_Objective_: Each record below should appear again exactly as written.

A block of data
◆ ◆ ◆ ◆
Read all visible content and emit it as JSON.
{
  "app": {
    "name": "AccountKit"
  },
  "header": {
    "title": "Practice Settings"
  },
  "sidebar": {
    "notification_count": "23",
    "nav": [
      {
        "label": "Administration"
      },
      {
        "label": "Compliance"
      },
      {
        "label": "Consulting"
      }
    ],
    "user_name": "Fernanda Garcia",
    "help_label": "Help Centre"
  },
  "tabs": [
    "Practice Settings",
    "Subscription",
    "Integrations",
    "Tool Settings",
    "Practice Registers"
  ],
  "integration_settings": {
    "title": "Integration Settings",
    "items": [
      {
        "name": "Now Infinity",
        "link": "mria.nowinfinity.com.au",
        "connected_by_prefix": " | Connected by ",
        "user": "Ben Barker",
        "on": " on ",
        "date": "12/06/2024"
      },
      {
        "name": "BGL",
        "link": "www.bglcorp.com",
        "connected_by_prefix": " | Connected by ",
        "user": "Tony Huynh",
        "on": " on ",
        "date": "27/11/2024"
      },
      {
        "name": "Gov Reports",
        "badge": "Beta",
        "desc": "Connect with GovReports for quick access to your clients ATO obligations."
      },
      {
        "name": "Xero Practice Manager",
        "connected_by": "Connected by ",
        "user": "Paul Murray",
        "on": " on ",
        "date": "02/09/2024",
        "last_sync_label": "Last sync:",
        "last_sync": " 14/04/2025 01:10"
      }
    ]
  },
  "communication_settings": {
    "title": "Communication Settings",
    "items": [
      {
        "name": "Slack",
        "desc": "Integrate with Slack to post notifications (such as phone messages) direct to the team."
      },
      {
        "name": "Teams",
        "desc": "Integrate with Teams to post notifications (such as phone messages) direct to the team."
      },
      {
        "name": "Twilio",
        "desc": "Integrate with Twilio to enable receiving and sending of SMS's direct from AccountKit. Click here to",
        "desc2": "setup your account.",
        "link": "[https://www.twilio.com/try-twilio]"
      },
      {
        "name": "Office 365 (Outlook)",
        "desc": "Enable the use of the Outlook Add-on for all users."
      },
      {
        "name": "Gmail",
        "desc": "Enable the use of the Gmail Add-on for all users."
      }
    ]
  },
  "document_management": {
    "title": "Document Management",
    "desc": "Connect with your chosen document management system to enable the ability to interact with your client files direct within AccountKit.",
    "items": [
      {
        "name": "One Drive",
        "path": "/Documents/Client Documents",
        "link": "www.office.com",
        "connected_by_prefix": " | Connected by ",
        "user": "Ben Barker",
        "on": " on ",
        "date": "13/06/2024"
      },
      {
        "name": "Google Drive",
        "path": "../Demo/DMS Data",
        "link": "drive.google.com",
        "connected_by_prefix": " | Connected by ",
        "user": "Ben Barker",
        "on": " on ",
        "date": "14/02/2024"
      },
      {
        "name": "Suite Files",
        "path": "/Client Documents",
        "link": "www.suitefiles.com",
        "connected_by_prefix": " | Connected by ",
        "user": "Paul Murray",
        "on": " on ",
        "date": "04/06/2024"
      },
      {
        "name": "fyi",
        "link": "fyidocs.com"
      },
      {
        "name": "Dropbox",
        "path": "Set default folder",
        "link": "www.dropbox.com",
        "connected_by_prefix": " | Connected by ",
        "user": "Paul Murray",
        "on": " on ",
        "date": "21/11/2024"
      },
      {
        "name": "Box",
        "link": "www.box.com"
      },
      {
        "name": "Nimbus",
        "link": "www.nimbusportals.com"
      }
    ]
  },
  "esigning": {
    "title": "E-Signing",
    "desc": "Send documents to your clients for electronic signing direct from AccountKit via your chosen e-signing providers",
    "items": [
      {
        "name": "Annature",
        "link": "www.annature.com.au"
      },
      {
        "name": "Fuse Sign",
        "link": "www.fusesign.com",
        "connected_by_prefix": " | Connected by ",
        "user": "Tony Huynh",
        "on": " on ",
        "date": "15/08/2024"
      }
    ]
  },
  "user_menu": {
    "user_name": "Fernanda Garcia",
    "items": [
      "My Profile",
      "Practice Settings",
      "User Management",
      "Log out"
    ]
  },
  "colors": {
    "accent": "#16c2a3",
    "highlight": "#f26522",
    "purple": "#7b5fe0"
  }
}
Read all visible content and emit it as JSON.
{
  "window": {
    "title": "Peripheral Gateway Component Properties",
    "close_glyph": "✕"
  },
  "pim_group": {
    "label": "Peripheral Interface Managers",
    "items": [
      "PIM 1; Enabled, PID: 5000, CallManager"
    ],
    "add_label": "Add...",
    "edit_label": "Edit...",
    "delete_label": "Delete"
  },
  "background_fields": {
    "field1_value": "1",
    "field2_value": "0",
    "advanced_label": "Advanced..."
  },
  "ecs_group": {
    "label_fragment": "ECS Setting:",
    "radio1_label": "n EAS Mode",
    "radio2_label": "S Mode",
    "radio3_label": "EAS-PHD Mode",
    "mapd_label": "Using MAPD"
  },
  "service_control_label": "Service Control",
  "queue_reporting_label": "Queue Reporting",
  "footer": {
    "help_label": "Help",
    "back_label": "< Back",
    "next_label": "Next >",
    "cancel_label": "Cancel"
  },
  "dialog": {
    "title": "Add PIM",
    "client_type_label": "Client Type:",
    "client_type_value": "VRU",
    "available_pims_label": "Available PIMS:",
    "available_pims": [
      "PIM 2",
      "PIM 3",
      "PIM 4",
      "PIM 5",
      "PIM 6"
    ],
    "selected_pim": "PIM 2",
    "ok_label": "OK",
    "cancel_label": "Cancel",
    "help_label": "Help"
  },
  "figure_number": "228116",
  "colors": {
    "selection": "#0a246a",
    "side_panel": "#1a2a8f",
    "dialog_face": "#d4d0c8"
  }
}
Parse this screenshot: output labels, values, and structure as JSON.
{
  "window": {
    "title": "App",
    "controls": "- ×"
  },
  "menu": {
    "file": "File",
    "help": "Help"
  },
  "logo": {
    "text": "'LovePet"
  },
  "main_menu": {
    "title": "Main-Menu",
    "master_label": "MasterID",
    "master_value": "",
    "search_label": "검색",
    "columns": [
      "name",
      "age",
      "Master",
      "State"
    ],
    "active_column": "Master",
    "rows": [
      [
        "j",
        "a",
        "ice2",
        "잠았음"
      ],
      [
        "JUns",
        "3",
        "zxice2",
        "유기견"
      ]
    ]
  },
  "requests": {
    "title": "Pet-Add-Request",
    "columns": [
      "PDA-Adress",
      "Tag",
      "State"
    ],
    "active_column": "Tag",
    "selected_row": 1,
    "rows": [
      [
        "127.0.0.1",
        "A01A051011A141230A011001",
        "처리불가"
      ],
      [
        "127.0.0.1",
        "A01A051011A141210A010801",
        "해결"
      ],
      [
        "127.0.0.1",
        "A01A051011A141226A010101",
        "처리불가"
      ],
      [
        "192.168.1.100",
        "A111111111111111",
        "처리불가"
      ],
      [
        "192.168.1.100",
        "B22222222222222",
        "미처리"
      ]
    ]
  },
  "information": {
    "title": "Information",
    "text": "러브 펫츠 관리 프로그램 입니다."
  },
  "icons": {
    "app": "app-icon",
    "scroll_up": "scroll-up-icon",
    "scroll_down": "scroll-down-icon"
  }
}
◆ ◆ ◆ ◆
_Expected answer_:
Read all visible content and emit it as JSON.
{
  "app": {
    "name": "AccountKit"
  },
  "header": {
    "title": "Practice Settings"
  },
  "sidebar": {
    "notification_count": "23",
    "nav": [
      {
        "label": "Administration"
      },
      {
        "label": "Compliance"
      },
      {
        "label": "Consulting"
      }
    ],
    "user_name": "Fernanda Garcia",
    "help_label": "Help Centre"
  },
  "tabs": [
    "Practice Settings",
    "Subscription",
    "Integrations",
    "Tool Settings",
    "Practice Registers"
  ],
  "integration_settings": {
    "title": "Integration Settings",
    "items": [
      {
        "name": "Now Infinity",
        "link": "mria.nowinfinity.com.au",
        "connected_by_prefix": " | Connected by ",
        "user": "Ben Barker",
        "on": " on ",
        "date": "12/06/2024"
      },
      {
        "name": "BGL",
        "link": "www.bglcorp.com",
        "connected_by_prefix": " | Connected by ",
        "user": "Tony Huynh",
        "on": " on ",
        "date": "27/11/2024"
      },
      {
        "name": "Gov Reports",
        "badge": "Beta",
        "desc": "Connect with GovReports for quick access to your clients ATO obligations."
      },
      {
        "name": "Xero Practice Manager",
        "connected_by": "Connected by ",
        "user": "Paul Murray",
        "on": " on ",
        "date": "02/09/2024",
        "last_sync_label": "Last sync:",
        "last_sync": " 14/04/2025 01:10"
      }
    ]
  },
  "communication_settings": {
    "title": "Communication Settings",
    "items": [
      {
        "name": "Slack",
        "desc": "Integrate with Slack to post notifications (such as phone messages) direct to the team."
      },
      {
        "name": "Teams",
        "desc": "Integrate with Teams to post notifications (such as phone messages) direct to the team."
      },
      {
        "name": "Twilio",
        "desc": "Integrate with Twilio to enable receiving and sending of SMS's direct from AccountKit. Click here to",
        "desc2": "setup your account.",
        "link": "[https://www.twilio.com/try-twilio]"
      },
      {
        "name": "Office 365 (Outlook)",
        "desc": "Enable the use of the Outlook Add-on for all users."
      },
      {
        "name": "Gmail",
        "desc": "Enable the use of the Gmail Add-on for all users."
      }
    ]
  },
  "document_management": {
    "title": "Document Management",
    "desc": "Connect with your chosen document management system to enable the ability to interact with your client files direct within AccountKit.",
    "items": [
      {
        "name": "One Drive",
        "path": "/Documents/Client Documents",
        "link": "www.office.com",
        "connected_by_prefix": " | Connected by ",
        "user": "Ben Barker",
        "on": " on ",
        "date": "13/06/2024"
      },
      {
        "name": "Google Drive",
        "path": "../Demo/DMS Data",
        "link": "drive.google.com",
        "connected_by_prefix": " | Connected by ",
        "user": "Ben Barker",
        "on": " on ",
        "date": "14/02/2024"
      },
      {
        "name": "Suite Files",
        "path": "/Client Documents",
        "link": "www.suitefiles.com",
        "connected_by_prefix": " | Connected by ",
        "user": "Paul Murray",
        "on": " on ",
        "date": "04/06/2024"
      },
      {
        "name": "fyi",
        "link": "fyidocs.com"
      },
      {
        "name": "Dropbox",
        "path": "Set default folder",
        "link": "www.dropbox.com",
        "connected_by_prefix": " | Connected by ",
        "user": "Paul Murray",
        "on": " on ",
        "date": "21/11/2024"
      },
      {
        "name": "Box",
        "link": "www.box.com"
      },
      {
        "name": "Nimbus",
        "link": "www.nimbusportals.com"
      }
    ]
  },
  "esigning": {
    "title": "E-Signing",
    "desc": "Send documents to your clients for electronic signing direct from AccountKit via your chosen e-signing providers",
    "items": [
      {
        "name": "Annature",
        "link": "www.annature.com.au"
      },
      {
        "name": "Fuse Sign",
        "link": "www.fusesign.com",
        "connected_by_prefix": " | Connected by ",
        "user": "Tony Huynh",
        "on": " on ",
        "date": "15/08/2024"
      }
    ]
  },
  "user_menu": {
    "user_name": "Fernanda Garcia",
    "items": [
      "My Profile",
      "Practice Settings",
      "User Management",
      "Log out"
    ]
  },
  "colors": {
    "accent": "#16c2a3",
    "highlight": "#f26522",
    "purple": "#7b5fe0"
  }
}
Read all visible content and emit it as JSON.
{
  "window": {
    "title": "Peripheral Gateway Component Properties",
    "close_glyph": "✕"
  },
  "pim_group": {
    "label": "Peripheral Interface Managers",
    "items": [
      "PIM 1; Enabled, PID: 5000, CallManager"
    ],
    "add_label": "Add...",
    "edit_label": "Edit...",
    "delete_label": "Delete"
  },
  "background_fields": {
    "field1_value": "1",
    "field2_value": "0",
    "advanced_label": "Advanced..."
  },
  "ecs_group": {
    "label_fragment": "ECS Setting:",
    "radio1_label": "n EAS Mode",
    "radio2_label": "S Mode",
    "radio3_label": "EAS-PHD Mode",
    "mapd_label": "Using MAPD"
  },
  "service_control_label": "Service Control",
  "queue_reporting_label": "Queue Reporting",
  "footer": {
    "help_label": "Help",
    "back_label": "< Back",
    "next_label": "Next >",
    "cancel_label": "Cancel"
  },
  "dialog": {
    "title": "Add PIM",
    "client_type_label": "Client Type:",
    "client_type_value": "VRU",
    "available_pims_label": "Available PIMS:",
    "available_pims": [
      "PIM 2",
      "PIM 3",
      "PIM 4",
      "PIM 5",
      "PIM 6"
    ],
    "selected_pim": "PIM 2",
    "ok_label": "OK",
    "cancel_label": "Cancel",
    "help_label": "Help"
  },
  "figure_number": "228116",
  "colors": {
    "selection": "#0a246a",
    "side_panel": "#1a2a8f",
    "dialog_face": "#d4d0c8"
  }
}
Parse this screenshot: output labels, values, and structure as JSON.
{
  "window": {
    "title": "App",
    "controls": "- ×"
  },
  "menu": {
    "file": "File",
    "help": "Help"
  },
  "logo": {
    "text": "'LovePet"
  },
  "main_menu": {
    "title": "Main-Menu",
    "master_label": "MasterID",
    "master_value": "",
    "search_label": "검색",
    "columns": [
      "name",
      "age",
      "Master",
      "State"
    ],
    "active_column": "Master",
    "rows": [
      [
        "j",
        "a",
        "ice2",
        "잠았음"
      ],
      [
        "JUns",
        "3",
        "zxice2",
        "유기견"
      ]
    ]
  },
  "requests": {
    "title": "Pet-Add-Request",
    "columns": [
      "PDA-Adress",
      "Tag",
      "State"
    ],
    "active_column": "Tag",
    "selected_row": 1,
    "rows": [
      [
        "127.0.0.1",
        "A01A051011A141230A011001",
        "처리불가"
      ],
      [
        "127.0.0.1",
        "A01A051011A141210A010801",
        "해결"
      ],
      [
        "127.0.0.1",
        "A01A051011A141226A010101",
        "처리불가"
      ],
      [
        "192.168.1.100",
        "A111111111111111",
        "처리불가"
      ],
      [
        "192.168.1.100",
        "B22222222222222",
        "미처리"
      ]
    ]
  },
  "information": {
    "title": "Information",
    "text": "러브 펫츠 관리 프로그램 입니다."
  },
  "icons": {
    "app": "app-icon",
    "scroll_up": "scroll-up-icon",
    "scroll_down": "scroll-down-icon"
  }
}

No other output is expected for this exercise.